Гаске вспоминал слова Сезанна: «Сейчас проходит минута из жизни целого мира. Ухвати ее!» Эта цитата стала одним из любимых высказываний Джона Бёрджера. По словам Эмиля Бернара, способ работы Сезанна можно было бы назвать «размышлением с кистью в руке». Бернар получил возможность поработать в одном из помещений на цокольном этаже мастерской в Лов. «Медленность работы Сезанна я смог оценить, когда по его приглашению обосновался в загородной мастерской. Пока я в нижнем помещении писал натюрморт, который он сам для меня поставил, я слышал, как мэтр ходил взад и вперед у меня над головой. Расхаживая по студии, он словно совершал полную размышлений прогулку; множество раз он спускался в сад, присаживался на скамью и тут же торопливо поднимался обратно». Гаске говорил, что в промежутках между мазками могли пройти двадцать минут из жизни целого мира. По словам Мерло-Понти, пауза могла длиться и час. А его переводчики растянули ее до нескольких часов.

 

Сын и внук Сезанна

 

Исследование картин Сезанна с помощью рентгеновских лучей показало, что медлительность – часть его легендарного образа. На самом деле он вполне мог работать быстро.

§

ЧТО СДЕЛАТЬ:
a - Перечислите всех людей, которых отрывок о Сезанне называет по имени или фамилии.
b - Перепишите из отрывка о Сезанне без изменений текст от «Сын и внук Сезанна» до «мог работать быстро.».
c - Продолжите текст о Сезанне после его последнего предложения.

БЛОК ДАННЫХ:
§

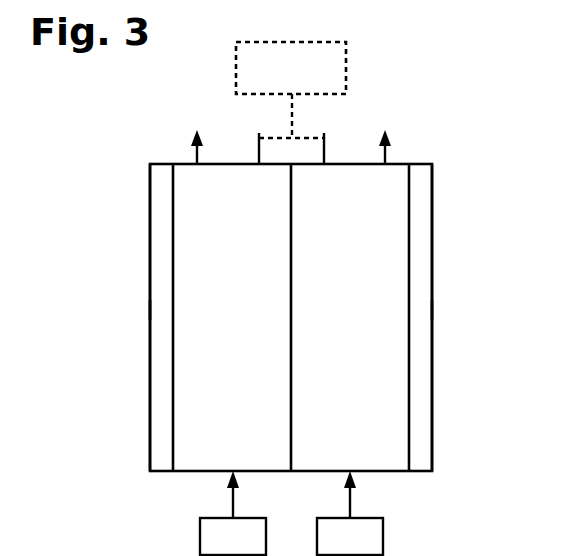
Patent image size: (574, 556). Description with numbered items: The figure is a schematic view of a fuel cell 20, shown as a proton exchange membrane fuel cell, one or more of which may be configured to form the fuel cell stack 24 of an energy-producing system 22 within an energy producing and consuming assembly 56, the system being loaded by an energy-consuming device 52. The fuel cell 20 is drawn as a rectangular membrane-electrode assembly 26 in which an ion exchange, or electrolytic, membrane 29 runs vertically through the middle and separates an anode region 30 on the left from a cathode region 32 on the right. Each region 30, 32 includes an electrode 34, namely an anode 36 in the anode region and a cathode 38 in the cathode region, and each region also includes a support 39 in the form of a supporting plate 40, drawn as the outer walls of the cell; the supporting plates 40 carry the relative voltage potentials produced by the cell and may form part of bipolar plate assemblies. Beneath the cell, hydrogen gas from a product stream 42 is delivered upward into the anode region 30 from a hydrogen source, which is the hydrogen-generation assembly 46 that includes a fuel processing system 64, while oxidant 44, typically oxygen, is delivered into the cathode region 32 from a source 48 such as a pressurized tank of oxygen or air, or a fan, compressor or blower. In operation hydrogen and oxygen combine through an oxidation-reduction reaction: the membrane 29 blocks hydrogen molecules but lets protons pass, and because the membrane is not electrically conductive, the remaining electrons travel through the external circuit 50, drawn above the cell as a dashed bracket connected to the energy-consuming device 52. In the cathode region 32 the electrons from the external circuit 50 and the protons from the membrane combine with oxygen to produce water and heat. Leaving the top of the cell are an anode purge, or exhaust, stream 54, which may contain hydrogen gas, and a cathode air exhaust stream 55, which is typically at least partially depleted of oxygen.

§

РЕЗУЛЬТАТЫ ПО ЗАДАНИЯМ:
a - Гаске, Сезанн, Джон Бёрджер, Эмиль Бернар, Мерло-Понти.

b -
Сын и внук Сезанна

 

Исследование картин Сезанна с помощью рентгеновских лучей показало, что медлительность – часть его легендарного образа. На самом деле он вполне мог работать быстро.

c -
Ле Байль вспоминал, что Сезанн очень тщательно ставил натюрморты, используя свою фирменную уловку: он брал монетки в один или два су и приспосабливал их как подставки для фруктов, чтобы те чуть наклонялись вперед, будто бы подставляя себя взгляду. Яблоко тоже способно принять позу. Поэт Вильям Саймон Ди Пьеро считает, что картина Сезанна – процесс познания объекта. «Элементы натюрморта не праздны, они стремятся вперед, безыскусно расположенные, они одновременно вызывающие и манящие… В натюрмортах Сезанна холст служит полем для раскрытия самого процесса работы воображения, придающего форму предметам, а не только для демонстрации его плодов… Сезанн изображает процесс познания объекта пытливым восприятием художника».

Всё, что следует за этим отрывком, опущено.